* **Provided records**
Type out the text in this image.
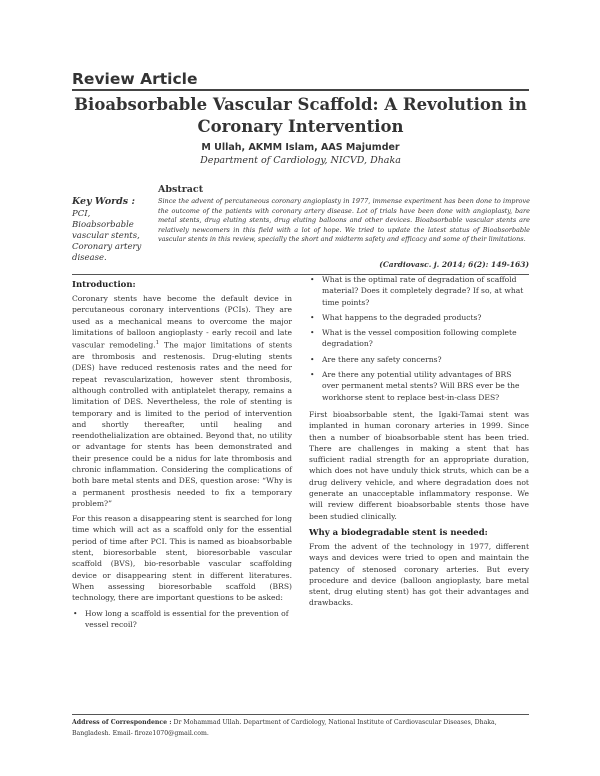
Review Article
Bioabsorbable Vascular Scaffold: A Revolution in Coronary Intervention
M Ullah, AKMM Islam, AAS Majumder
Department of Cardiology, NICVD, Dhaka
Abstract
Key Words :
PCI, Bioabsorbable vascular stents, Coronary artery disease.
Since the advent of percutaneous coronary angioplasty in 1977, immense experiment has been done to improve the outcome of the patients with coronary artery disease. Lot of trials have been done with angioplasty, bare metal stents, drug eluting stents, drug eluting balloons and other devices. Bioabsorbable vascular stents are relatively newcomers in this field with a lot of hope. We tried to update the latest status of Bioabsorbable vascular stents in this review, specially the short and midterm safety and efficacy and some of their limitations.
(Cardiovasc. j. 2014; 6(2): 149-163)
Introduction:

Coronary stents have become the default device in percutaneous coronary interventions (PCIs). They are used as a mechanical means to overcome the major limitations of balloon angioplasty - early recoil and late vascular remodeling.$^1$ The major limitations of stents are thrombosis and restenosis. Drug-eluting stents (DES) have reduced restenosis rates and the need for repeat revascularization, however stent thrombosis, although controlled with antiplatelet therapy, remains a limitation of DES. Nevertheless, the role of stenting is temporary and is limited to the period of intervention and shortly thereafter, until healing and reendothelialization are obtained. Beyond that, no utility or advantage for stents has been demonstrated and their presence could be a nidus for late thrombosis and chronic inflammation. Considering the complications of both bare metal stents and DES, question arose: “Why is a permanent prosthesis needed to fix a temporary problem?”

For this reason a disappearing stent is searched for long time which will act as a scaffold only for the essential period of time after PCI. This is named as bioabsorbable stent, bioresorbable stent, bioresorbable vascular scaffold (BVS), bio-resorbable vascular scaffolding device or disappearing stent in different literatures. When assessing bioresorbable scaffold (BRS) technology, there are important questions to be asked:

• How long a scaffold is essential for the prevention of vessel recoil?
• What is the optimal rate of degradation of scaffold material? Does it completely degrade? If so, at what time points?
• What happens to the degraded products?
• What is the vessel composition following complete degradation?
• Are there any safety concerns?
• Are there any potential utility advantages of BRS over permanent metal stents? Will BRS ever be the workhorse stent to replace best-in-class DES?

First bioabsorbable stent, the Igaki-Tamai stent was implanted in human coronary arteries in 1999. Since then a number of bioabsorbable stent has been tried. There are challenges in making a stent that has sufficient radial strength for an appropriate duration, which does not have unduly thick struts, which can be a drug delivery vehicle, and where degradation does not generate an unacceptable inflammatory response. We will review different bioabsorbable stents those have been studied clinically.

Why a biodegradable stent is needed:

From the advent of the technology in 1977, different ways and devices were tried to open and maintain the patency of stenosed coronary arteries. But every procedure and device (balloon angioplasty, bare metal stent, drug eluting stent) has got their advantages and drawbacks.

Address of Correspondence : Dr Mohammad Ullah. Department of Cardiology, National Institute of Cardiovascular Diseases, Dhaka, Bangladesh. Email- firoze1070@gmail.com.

* **Directions**
Please copy out the whole listing exactly as it stands, minus the pictures.

* **Completed task**
Type out the text in this image.
Review Article
Bioabsorbable Vascular Scaffold: A Revolution in Coronary Intervention
M Ullah, AKMM Islam, AAS Majumder
Department of Cardiology, NICVD, Dhaka
Abstract
Key Words :
PCI, Bioabsorbable vascular stents, Coronary artery disease.
Since the advent of percutaneous coronary angioplasty in 1977, immense experiment has been done to improve the outcome of the patients with coronary artery disease. Lot of trials have been done with angioplasty, bare metal stents, drug eluting stents, drug eluting balloons and other devices. Bioabsorbable vascular stents are relatively newcomers in this field with a lot of hope. We tried to update the latest status of Bioabsorbable vascular stents in this review, specially the short and midterm safety and efficacy and some of their limitations.
(Cardiovasc. j. 2014; 6(2): 149-163)
Introduction:

Coronary stents have become the default device in percutaneous coronary interventions (PCIs). They are used as a mechanical means to overcome the major limitations of balloon angioplasty - early recoil and late vascular remodeling.$^1$ The major limitations of stents are thrombosis and restenosis. Drug-eluting stents (DES) have reduced restenosis rates and the need for repeat revascularization, however stent thrombosis, although controlled with antiplatelet therapy, remains a limitation of DES. Nevertheless, the role of stenting is temporary and is limited to the period of intervention and shortly thereafter, until healing and reendothelialization are obtained. Beyond that, no utility or advantage for stents has been demonstrated and their presence could be a nidus for late thrombosis and chronic inflammation. Considering the complications of both bare metal stents and DES, question arose: “Why is a permanent prosthesis needed to fix a temporary problem?”

For this reason a disappearing stent is searched for long time which will act as a scaffold only for the essential period of time after PCI. This is named as bioabsorbable stent, bioresorbable stent, bioresorbable vascular scaffold (BVS), bio-resorbable vascular scaffolding device or disappearing stent in different literatures. When assessing bioresorbable scaffold (BRS) technology, there are important questions to be asked:

• How long a scaffold is essential for the prevention of vessel recoil?
• What is the optimal rate of degradation of scaffold material? Does it completely degrade? If so, at what time points?
• What happens to the degraded products?
• What is the vessel composition following complete degradation?
• Are there any safety concerns?
• Are there any potential utility advantages of BRS over permanent metal stents? Will BRS ever be the workhorse stent to replace best-in-class DES?

First bioabsorbable stent, the Igaki-Tamai stent was implanted in human coronary arteries in 1999. Since then a number of bioabsorbable stent has been tried. There are challenges in making a stent that has sufficient radial strength for an appropriate duration, which does not have unduly thick struts, which can be a drug delivery vehicle, and where degradation does not generate an unacceptable inflammatory response. We will review different bioabsorbable stents those have been studied clinically.

Why a biodegradable stent is needed:

From the advent of the technology in 1977, different ways and devices were tried to open and maintain the patency of stenosed coronary arteries. But every procedure and device (balloon angioplasty, bare metal stent, drug eluting stent) has got their advantages and drawbacks.

Address of Correspondence : Dr Mohammad Ullah. Department of Cardiology, National Institute of Cardiovascular Diseases, Dhaka, Bangladesh. Email- firoze1070@gmail.com.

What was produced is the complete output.